**EXERCISE DESCRIPTION:**
Select from the data all lines with the word "nAMERICA".

**Dataset records on visual material:**
## START

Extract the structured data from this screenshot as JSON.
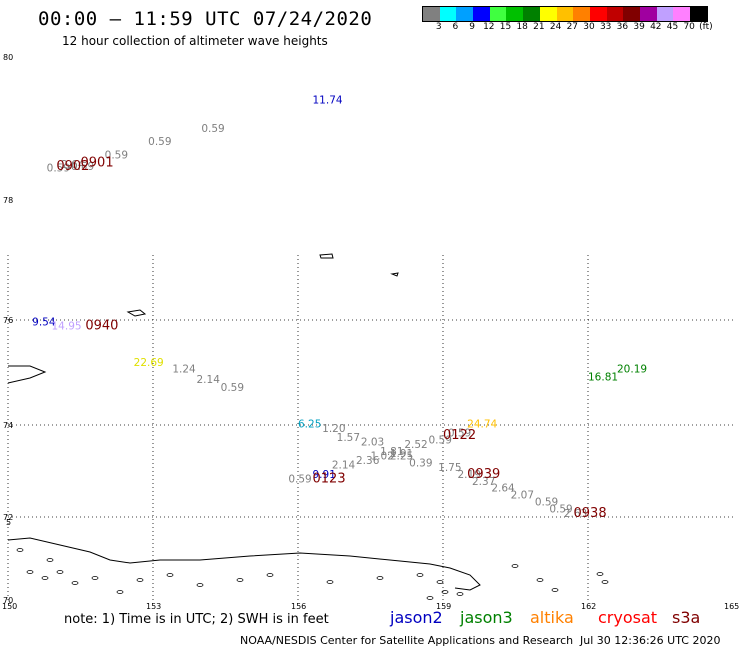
{
  "header": {
    "title": "00:00 – 11:59 UTC 07/24/2020",
    "subtitle": "12 hour collection of altimeter wave heights"
  },
  "colorbar": {
    "colors": [
      "#808080",
      "#00ffff",
      "#00a0ff",
      "#0000ff",
      "#40ff40",
      "#00c000",
      "#008000",
      "#ffff00",
      "#ffc000",
      "#ff8000",
      "#ff0000",
      "#c00000",
      "#800000",
      "#a000a0",
      "#c0a0ff",
      "#ff80ff",
      "#000000"
    ],
    "ticks": [
      "3",
      "6",
      "9",
      "12",
      "15",
      "18",
      "21",
      "24",
      "27",
      "30",
      "33",
      "36",
      "39",
      "42",
      "45",
      "70",
      "(ft)"
    ]
  },
  "axes": {
    "lon_ticks": [
      "150",
      "153",
      "156",
      "159",
      "162",
      "165"
    ],
    "lat_ticks": [
      "80",
      "78",
      "76",
      "74",
      "72",
      "70"
    ],
    "partial_lat_label": "5"
  },
  "chart_data": {
    "type": "scatter",
    "xlabel": "",
    "ylabel": "",
    "xlim": [
      150,
      165
    ],
    "ylim": [
      70,
      80
    ],
    "grid": true,
    "points": [
      {
        "lon": 156.3,
        "lat": 79.35,
        "text": "11.74",
        "color": "#0000c0"
      },
      {
        "lon": 154.0,
        "lat": 78.95,
        "text": "0.59",
        "color": "#808080"
      },
      {
        "lon": 152.9,
        "lat": 78.77,
        "text": "0.59",
        "color": "#808080"
      },
      {
        "lon": 152.0,
        "lat": 78.58,
        "text": "0.59",
        "color": "#808080"
      },
      {
        "lon": 151.1,
        "lat": 78.45,
        "text": "2.64",
        "color": "#808080"
      },
      {
        "lon": 150.8,
        "lat": 78.4,
        "text": "0.59",
        "color": "#808080"
      },
      {
        "lon": 151.3,
        "lat": 78.42,
        "text": "0.59",
        "color": "#808080"
      },
      {
        "lon": 150.5,
        "lat": 75.9,
        "text": "9.54",
        "color": "#0000c0"
      },
      {
        "lon": 150.9,
        "lat": 75.82,
        "text": "14.95",
        "color": "#c0a0ff"
      },
      {
        "lon": 152.6,
        "lat": 75.12,
        "text": "22.69",
        "color": "#e0e000"
      },
      {
        "lon": 153.4,
        "lat": 75.0,
        "text": "1.24",
        "color": "#808080"
      },
      {
        "lon": 153.9,
        "lat": 74.8,
        "text": "2.14",
        "color": "#808080"
      },
      {
        "lon": 154.4,
        "lat": 74.65,
        "text": "0.59",
        "color": "#808080"
      },
      {
        "lon": 156.0,
        "lat": 73.95,
        "text": "6.25",
        "color": "#00a0c0"
      },
      {
        "lon": 156.5,
        "lat": 73.85,
        "text": "1.20",
        "color": "#808080"
      },
      {
        "lon": 156.8,
        "lat": 73.65,
        "text": "1.57",
        "color": "#808080"
      },
      {
        "lon": 157.3,
        "lat": 73.55,
        "text": "2.03",
        "color": "#808080"
      },
      {
        "lon": 157.7,
        "lat": 73.35,
        "text": "1.81",
        "color": "#808080"
      },
      {
        "lon": 157.9,
        "lat": 73.3,
        "text": "1.91",
        "color": "#808080"
      },
      {
        "lon": 158.2,
        "lat": 73.5,
        "text": "2.52",
        "color": "#808080"
      },
      {
        "lon": 158.7,
        "lat": 73.6,
        "text": "0.59",
        "color": "#808080"
      },
      {
        "lon": 159.1,
        "lat": 73.75,
        "text": "0.59",
        "color": "#808080"
      },
      {
        "lon": 159.5,
        "lat": 73.95,
        "text": "24.74",
        "color": "#ffc000"
      },
      {
        "lon": 157.5,
        "lat": 73.25,
        "text": "1.02",
        "color": "#808080"
      },
      {
        "lon": 157.9,
        "lat": 73.25,
        "text": "2.25",
        "color": "#808080"
      },
      {
        "lon": 157.2,
        "lat": 73.15,
        "text": "2.36",
        "color": "#808080"
      },
      {
        "lon": 158.3,
        "lat": 73.1,
        "text": "0.39",
        "color": "#808080"
      },
      {
        "lon": 158.9,
        "lat": 73.0,
        "text": "1.75",
        "color": "#808080"
      },
      {
        "lon": 159.3,
        "lat": 72.85,
        "text": "2.19",
        "color": "#808080"
      },
      {
        "lon": 159.6,
        "lat": 72.7,
        "text": "2.37",
        "color": "#808080"
      },
      {
        "lon": 160.0,
        "lat": 72.55,
        "text": "2.64",
        "color": "#808080"
      },
      {
        "lon": 160.4,
        "lat": 72.4,
        "text": "2.07",
        "color": "#808080"
      },
      {
        "lon": 160.9,
        "lat": 72.25,
        "text": "0.59",
        "color": "#808080"
      },
      {
        "lon": 161.2,
        "lat": 72.1,
        "text": "0.59",
        "color": "#808080"
      },
      {
        "lon": 161.5,
        "lat": 72.0,
        "text": "2.63",
        "color": "#808080"
      },
      {
        "lon": 156.7,
        "lat": 73.05,
        "text": "2.14",
        "color": "#808080"
      },
      {
        "lon": 156.3,
        "lat": 72.85,
        "text": "9.91",
        "color": "#0000c0"
      },
      {
        "lon": 155.8,
        "lat": 72.75,
        "text": "0.59",
        "color": "#808080"
      },
      {
        "lon": 162.0,
        "lat": 74.85,
        "text": "16.81",
        "color": "#008000"
      },
      {
        "lon": 162.6,
        "lat": 75.0,
        "text": "20.19",
        "color": "#008000"
      }
    ],
    "pass_times": [
      {
        "lon": 151.0,
        "lat": 78.42,
        "text": "0902"
      },
      {
        "lon": 151.5,
        "lat": 78.47,
        "text": "0901"
      },
      {
        "lon": 151.6,
        "lat": 75.82,
        "text": "0940"
      },
      {
        "lon": 159.0,
        "lat": 73.7,
        "text": "0122"
      },
      {
        "lon": 159.5,
        "lat": 72.85,
        "text": "0939"
      },
      {
        "lon": 156.3,
        "lat": 72.75,
        "text": "0123"
      },
      {
        "lon": 161.7,
        "lat": 72.0,
        "text": "0938"
      }
    ]
  },
  "footer": {
    "note": "note: 1) Time is in UTC; 2) SWH is in feet",
    "satellites": [
      {
        "name": "jason2",
        "color": "#0000c0"
      },
      {
        "name": "jason3",
        "color": "#008000"
      },
      {
        "name": "altika",
        "color": "#ff8000"
      },
      {
        "name": "cryosat",
        "color": "#ff0000"
      },
      {
        "name": "s3a",
        "color": "#800000"
      }
    ],
    "credit": "NOAA/NESDIS Center for Satellite Applications and Research",
    "timestamp": "Jul 30 12:36:26 UTC 2020"
  }
}
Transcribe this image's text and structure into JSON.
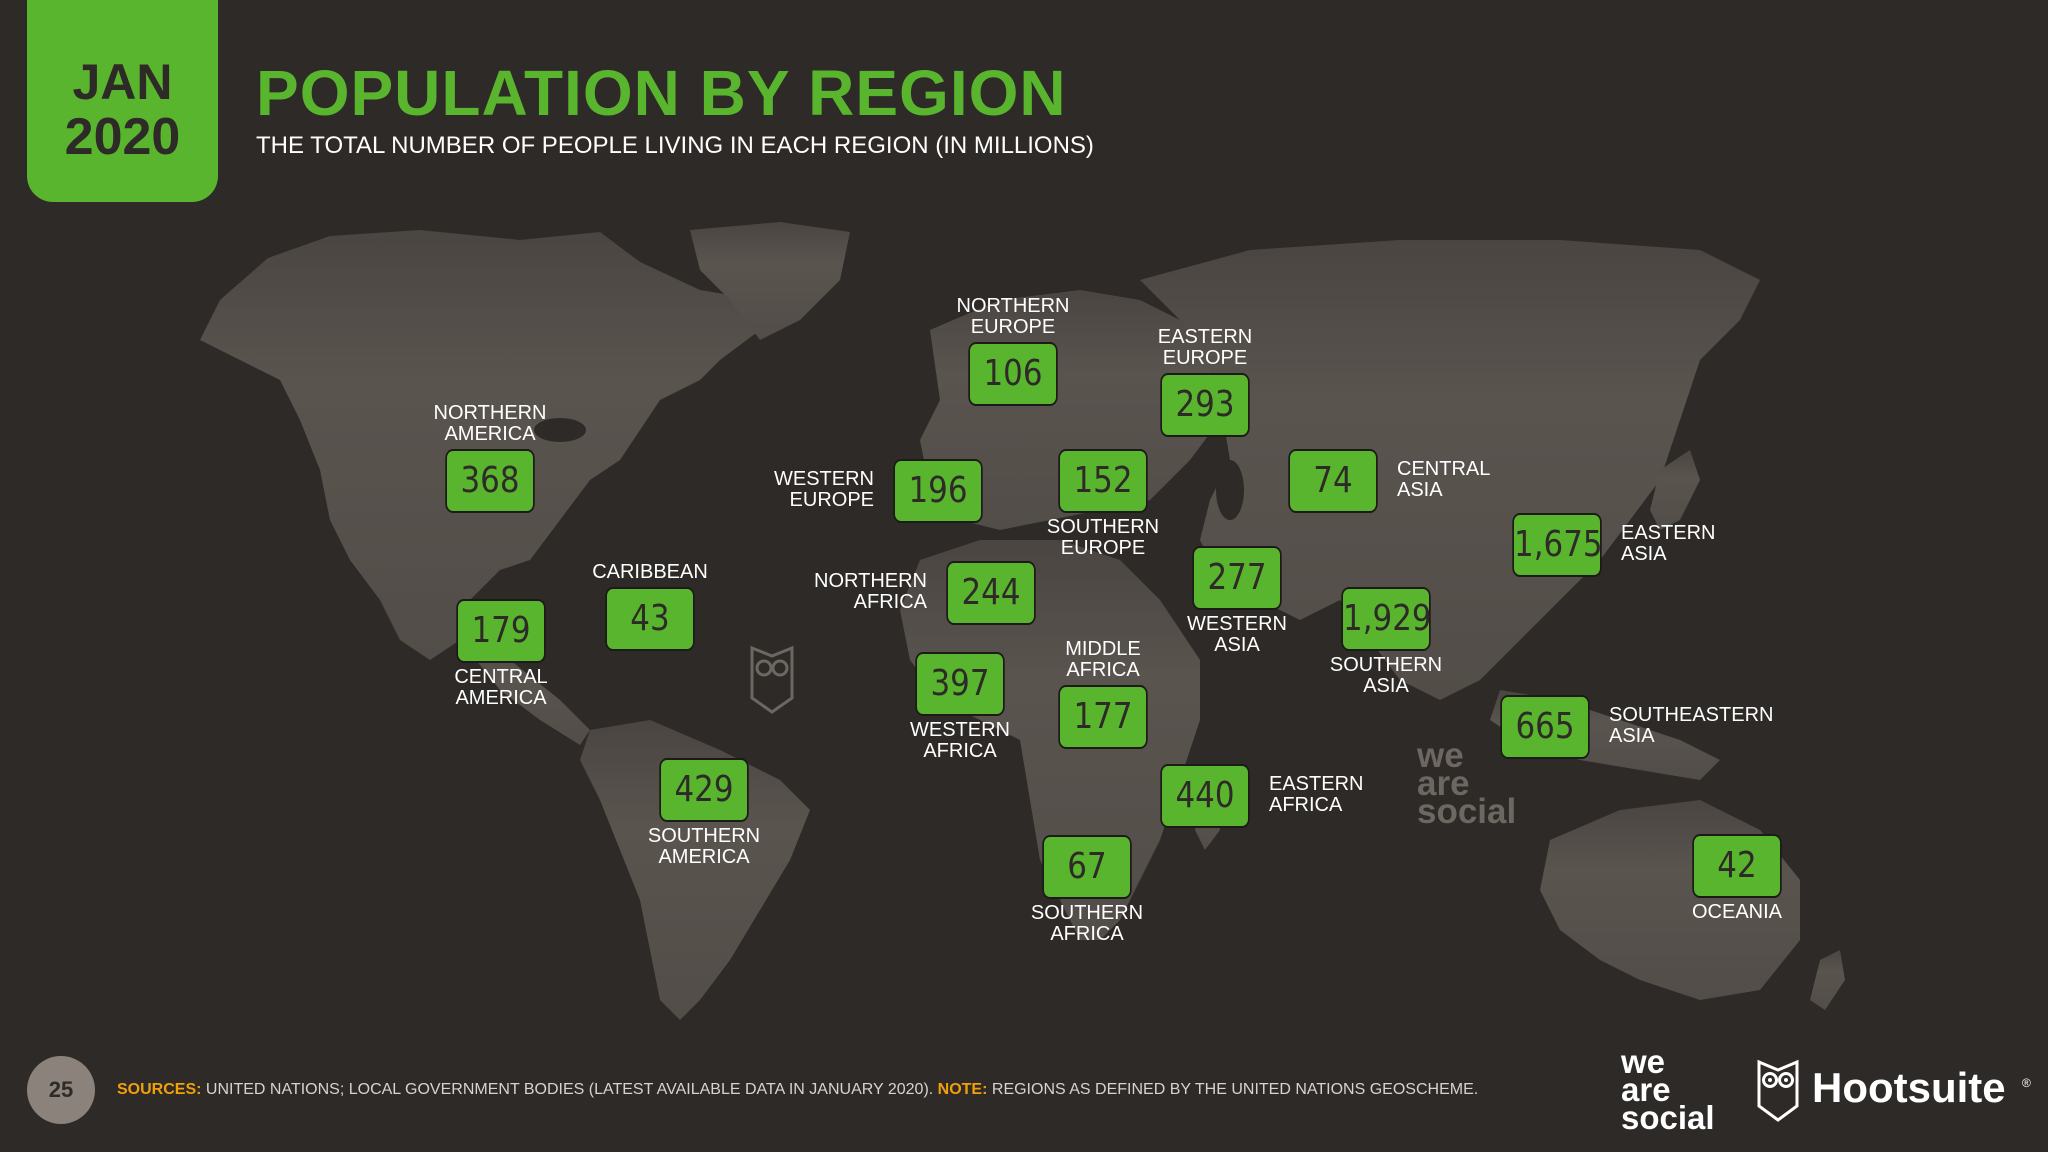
{
  "header": {
    "month": "JAN",
    "year": "2020",
    "title": "POPULATION BY REGION",
    "subtitle": "THE TOTAL NUMBER OF PEOPLE LIVING IN EACH REGION (IN MILLIONS)"
  },
  "regions": [
    {
      "name": "NORTHERN\nAMERICA",
      "value": "368",
      "label_pos": "above"
    },
    {
      "name": "CENTRAL\nAMERICA",
      "value": "179",
      "label_pos": "below"
    },
    {
      "name": "CARIBBEAN",
      "value": "43",
      "label_pos": "above"
    },
    {
      "name": "SOUTHERN\nAMERICA",
      "value": "429",
      "label_pos": "below"
    },
    {
      "name": "NORTHERN\nEUROPE",
      "value": "106",
      "label_pos": "above"
    },
    {
      "name": "WESTERN\nEUROPE",
      "value": "196",
      "label_pos": "left"
    },
    {
      "name": "SOUTHERN\nEUROPE",
      "value": "152",
      "label_pos": "below"
    },
    {
      "name": "EASTERN\nEUROPE",
      "value": "293",
      "label_pos": "above"
    },
    {
      "name": "CENTRAL\nASIA",
      "value": "74",
      "label_pos": "right"
    },
    {
      "name": "NORTHERN\nAFRICA",
      "value": "244",
      "label_pos": "left"
    },
    {
      "name": "WESTERN\nASIA",
      "value": "277",
      "label_pos": "below"
    },
    {
      "name": "SOUTHERN\nASIA",
      "value": "1,929",
      "label_pos": "below"
    },
    {
      "name": "EASTERN\nASIA",
      "value": "1,675",
      "label_pos": "right"
    },
    {
      "name": "WESTERN\nAFRICA",
      "value": "397",
      "label_pos": "below"
    },
    {
      "name": "MIDDLE\nAFRICA",
      "value": "177",
      "label_pos": "above"
    },
    {
      "name": "EASTERN\nAFRICA",
      "value": "440",
      "label_pos": "right"
    },
    {
      "name": "SOUTHERN\nAFRICA",
      "value": "67",
      "label_pos": "below"
    },
    {
      "name": "SOUTHEASTERN\nASIA",
      "value": "665",
      "label_pos": "right"
    },
    {
      "name": "OCEANIA",
      "value": "42",
      "label_pos": "below"
    }
  ],
  "footer": {
    "page_number": "25",
    "sources_key": "SOURCES:",
    "sources_text": " UNITED NATIONS; LOCAL GOVERNMENT BODIES (LATEST AVAILABLE DATA IN JANUARY 2020). ",
    "note_key": "NOTE:",
    "note_text": " REGIONS AS DEFINED BY THE UNITED NATIONS GEOSCHEME."
  },
  "logos": {
    "we_are_social": "we\nare\nsocial",
    "hootsuite": "Hootsuite",
    "hootsuite_mark": "®",
    "watermark": "we\nare\nsocial"
  },
  "colors": {
    "background": "#2d2a27",
    "accent": "#5ab52e",
    "land": "#5a544f",
    "highlight": "#f0a00a"
  }
}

## END

**REPLY TO THE TASK:**
      "name": "NORTHERN\nAMERICA",
      "name": "CENTRAL\nAMERICA",
      "name": "SOUTHERN\nAMERICA",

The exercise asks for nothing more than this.